***** Records
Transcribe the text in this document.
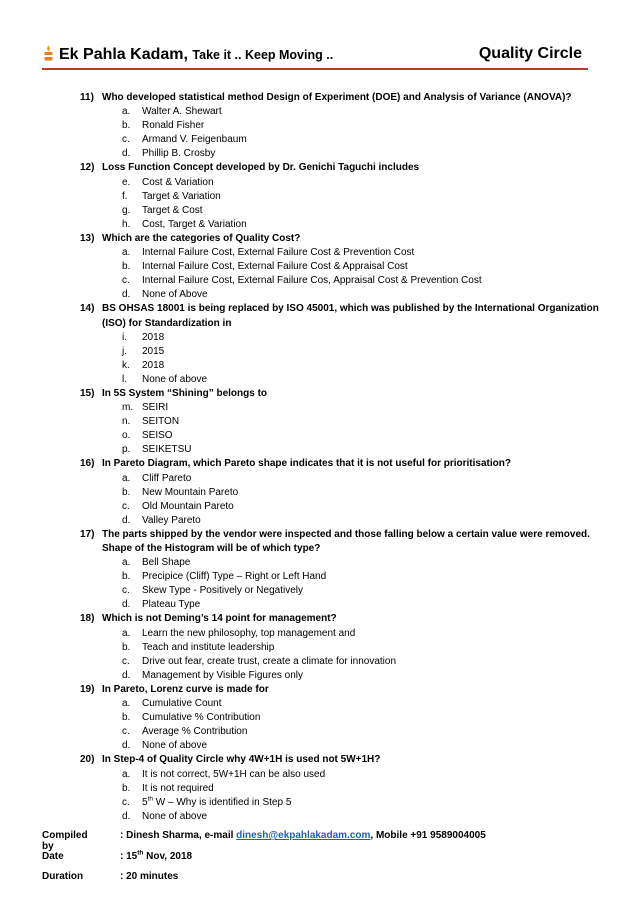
Ek Pahla Kadam, Take it .. Keep Moving ..	Quality Circle
11) Who developed statistical method Design of Experiment (DOE) and Analysis of Variance (ANOVA)?
a. Walter A. Shewart
b. Ronald Fisher
c. Armand V. Feigenbaum
d. Phillip B. Crosby
12) Loss Function Concept developed by Dr. Genichi Taguchi includes
e. Cost & Variation
f. Target & Variation
g. Target & Cost
h. Cost, Target & Variation
13) Which are the categories of Quality Cost?
a. Internal Failure Cost, External Failure Cost & Prevention Cost
b. Internal Failure Cost, External Failure Cost & Appraisal Cost
c. Internal Failure Cost, External Failure Cos, Appraisal Cost & Prevention Cost
d. None of Above
14) BS OHSAS 18001 is being replaced by ISO 45001, which was published by the International Organization (ISO) for Standardization in
i. 2018
j. 2015
k. 2018
l. None of above
15) In 5S System “Shining” belongs to
m. SEIRI
n. SEITON
o. SEISO
p. SEIKETSU
16) In Pareto Diagram, which Pareto shape indicates that it is not useful for prioritisation?
a. Cliff Pareto
b. New Mountain Pareto
c. Old Mountain Pareto
d. Valley Pareto
17) The parts shipped by the vendor were inspected and those falling below a certain value were removed. Shape of the Histogram will be of which type?
a. Bell Shape
b. Precipice (Cliff) Type – Right or Left Hand
c. Skew Type - Positively or Negatively
d. Plateau Type
18) Which is not Deming’s 14 point for management?
a. Learn the new philosophy, top management and
b. Teach and institute leadership
c. Drive out fear, create trust, create a climate for innovation
d. Management by Visible Figures only
19) In Pareto, Lorenz curve is made for
a. Cumulative Count
b. Cumulative % Contribution
c. Average % Contribution
d. None of above
20) In Step-4 of Quality Circle why 4W+1H is used not 5W+1H?
a. It is not correct, 5W+1H can be also used
b. It is not required
c. 5th W – Why is identified in Step 5
d. None of above
Compiled by
: Dinesh Sharma, e-mail dinesh@ekpahlakadam.com, Mobile +91 9589004005
Date	: 15th Nov, 2018
Duration	: 20 minutes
**********
Exercise description:
Work out how many lines of the listing above include the word "used". Reply with nothing but the count.

Correct response:
2